### INSTRUCTION
Substitute "legend-marker" for every "legend-swatch" in the items below and write them out again with nothing else changed. Leave the pictures out of your answer.

=== SUPPLIED RECORDS ===

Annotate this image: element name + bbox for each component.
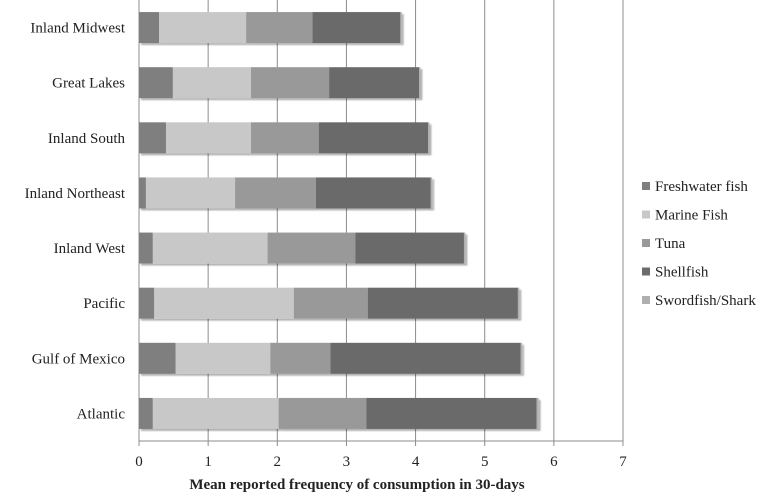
bar-segment: [139, 122, 166, 154]
bar-segment: [139, 67, 173, 99]
x-tick-label: 0: [135, 454, 143, 470]
bar-segment: [366, 397, 537, 429]
x-tick-label: 7: [619, 454, 627, 470]
bar-segment: [152, 397, 279, 429]
bar-segment: [159, 12, 247, 44]
bar-segment: [139, 12, 160, 44]
bar-group: [139, 12, 402, 44]
bar-segment: [139, 397, 153, 429]
category-label: Pacific: [83, 296, 125, 312]
bar-group: [139, 122, 430, 154]
bar-segment: [139, 287, 155, 319]
bar-segment: [251, 67, 330, 99]
bar-segment: [270, 342, 331, 374]
x-tick-label: 6: [550, 454, 558, 470]
bar-segment: [400, 12, 402, 44]
bar-group: [139, 67, 421, 99]
category-label: Great Lakes: [52, 76, 125, 92]
x-tick-label: 4: [412, 454, 420, 470]
bar-segment: [251, 122, 319, 154]
bar-segment: [165, 122, 252, 154]
bar-group: [139, 177, 433, 209]
bar-segment: [318, 122, 429, 154]
bar-segment: [355, 232, 464, 264]
bar-group: [139, 397, 539, 429]
legend-swatch: [642, 267, 650, 276]
category-axis: Inland Midwest Great Lakes Inland South Inl…: [25, 21, 126, 423]
bar-segment: [428, 122, 430, 154]
category-label: Inland Northeast: [25, 186, 126, 202]
bar-segment: [367, 287, 518, 319]
bar-segment: [330, 342, 521, 374]
category-label: Inland West: [54, 241, 126, 257]
legend-swatch: [642, 296, 650, 304]
x-tick-label: 1: [204, 454, 212, 470]
bar-segment: [139, 342, 176, 374]
legend-label: Swordfish/Shark: [655, 293, 756, 309]
category-label: Gulf of Mexico: [32, 351, 125, 367]
bar-segment: [139, 177, 146, 209]
bar-segment: [419, 67, 421, 99]
bar-segment: [430, 177, 433, 209]
bar-segment: [175, 342, 271, 374]
bar-segment: [154, 287, 294, 319]
bar-segment: [139, 232, 153, 264]
legend-label: Shellfish: [655, 265, 709, 281]
legend-label: Tuna: [655, 236, 686, 252]
legend-swatch: [642, 239, 650, 247]
legend: Freshwater fish Marine Fish Tuna Shellfish S…: [642, 179, 756, 309]
bar-group: [139, 342, 523, 374]
bar-segment: [312, 12, 401, 44]
bar-segment: [520, 342, 523, 374]
x-axis-title: Mean reported frequency of consumption i…: [189, 477, 524, 493]
bar-segment: [278, 397, 367, 429]
bar-segment: [536, 397, 539, 429]
legend-swatch: [642, 210, 650, 219]
bar-segment: [329, 67, 420, 99]
bars: [139, 12, 539, 429]
category-label: Inland South: [48, 131, 126, 147]
x-tick-label: 2: [274, 454, 282, 470]
bar-segment: [517, 287, 520, 319]
bar-segment: [246, 12, 313, 44]
x-tick-label: 5: [481, 454, 489, 470]
legend-label: Marine Fish: [655, 208, 728, 224]
bar-segment: [235, 177, 317, 209]
x-axis: 0 1 2 3 4 5 6 7: [135, 440, 627, 470]
bar-segment: [463, 232, 466, 264]
bar-segment: [172, 67, 252, 99]
bar-segment: [145, 177, 236, 209]
gridlines: [138, 0, 624, 441]
legend-swatch: [642, 182, 650, 190]
bar-group: [139, 287, 520, 319]
bar-segment: [267, 232, 356, 264]
bar-segment: [152, 232, 268, 264]
x-tick-label: 3: [343, 454, 351, 470]
legend-label: Freshwater fish: [655, 179, 748, 195]
category-label: Inland Midwest: [30, 21, 125, 37]
category-label: Atlantic: [77, 406, 126, 422]
bar-segment: [316, 177, 431, 209]
bar-segment: [293, 287, 368, 319]
bar-group: [139, 232, 466, 264]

===

### RESULT FOR THIS EXERCISE
Annotate this image: element name + bbox for each component.
bar-segment: [139, 122, 166, 154]
bar-segment: [139, 67, 173, 99]
x-tick-label: 0: [135, 454, 143, 470]
bar-segment: [366, 397, 537, 429]
x-tick-label: 7: [619, 454, 627, 470]
bar-segment: [152, 397, 279, 429]
bar-segment: [159, 12, 247, 44]
bar-segment: [139, 12, 160, 44]
bar-group: [139, 12, 402, 44]
bar-segment: [139, 397, 153, 429]
category-label: Pacific: [83, 296, 125, 312]
bar-group: [139, 122, 430, 154]
bar-segment: [139, 287, 155, 319]
bar-segment: [251, 67, 330, 99]
bar-segment: [270, 342, 331, 374]
x-tick-label: 6: [550, 454, 558, 470]
bar-segment: [400, 12, 402, 44]
bar-group: [139, 67, 421, 99]
category-label: Great Lakes: [52, 76, 125, 92]
x-tick-label: 4: [412, 454, 420, 470]
bar-segment: [251, 122, 319, 154]
bar-segment: [165, 122, 252, 154]
bar-group: [139, 177, 433, 209]
bar-segment: [318, 122, 429, 154]
bar-segment: [355, 232, 464, 264]
bar-group: [139, 397, 539, 429]
legend-marker: [642, 267, 650, 276]
category-axis: Inland Midwest Great Lakes Inland South Inl…: [25, 21, 126, 423]
bar-segment: [428, 122, 430, 154]
category-label: Inland Northeast: [25, 186, 126, 202]
bar-segment: [367, 287, 518, 319]
bar-segment: [330, 342, 521, 374]
category-label: Inland West: [54, 241, 126, 257]
legend-marker: [642, 296, 650, 304]
x-tick-label: 1: [204, 454, 212, 470]
bar-segment: [139, 342, 176, 374]
legend-label: Swordfish/Shark: [655, 293, 756, 309]
category-label: Gulf of Mexico: [32, 351, 125, 367]
bar-segment: [139, 177, 146, 209]
bar-segment: [419, 67, 421, 99]
bar-segment: [430, 177, 433, 209]
bar-segment: [175, 342, 271, 374]
bar-segment: [154, 287, 294, 319]
bar-segment: [139, 232, 153, 264]
legend-label: Shellfish: [655, 265, 709, 281]
legend-label: Tuna: [655, 236, 686, 252]
legend-marker: [642, 239, 650, 247]
legend: Freshwater fish Marine Fish Tuna Shellfish S…: [642, 179, 756, 309]
bar-group: [139, 342, 523, 374]
bar-segment: [312, 12, 401, 44]
bar-segment: [520, 342, 523, 374]
x-axis-title: Mean reported frequency of consumption i…: [189, 477, 524, 493]
bar-segment: [278, 397, 367, 429]
bar-segment: [536, 397, 539, 429]
legend-marker: [642, 210, 650, 219]
bar-segment: [329, 67, 420, 99]
bars: [139, 12, 539, 429]
category-label: Inland South: [48, 131, 126, 147]
x-tick-label: 2: [274, 454, 282, 470]
bar-segment: [517, 287, 520, 319]
bar-segment: [246, 12, 313, 44]
x-tick-label: 5: [481, 454, 489, 470]
legend-label: Marine Fish: [655, 208, 728, 224]
bar-segment: [235, 177, 317, 209]
x-axis: 0 1 2 3 4 5 6 7: [135, 440, 627, 470]
bar-segment: [463, 232, 466, 264]
bar-segment: [172, 67, 252, 99]
bar-segment: [145, 177, 236, 209]
gridlines: [138, 0, 624, 441]
legend-marker: [642, 182, 650, 190]
bar-group: [139, 287, 520, 319]
bar-segment: [267, 232, 356, 264]
bar-segment: [152, 232, 268, 264]
x-tick-label: 3: [343, 454, 351, 470]
legend-label: Freshwater fish: [655, 179, 748, 195]
category-label: Inland Midwest: [30, 21, 125, 37]
category-label: Atlantic: [77, 406, 126, 422]
bar-segment: [316, 177, 431, 209]
bar-segment: [293, 287, 368, 319]
bar-group: [139, 232, 466, 264]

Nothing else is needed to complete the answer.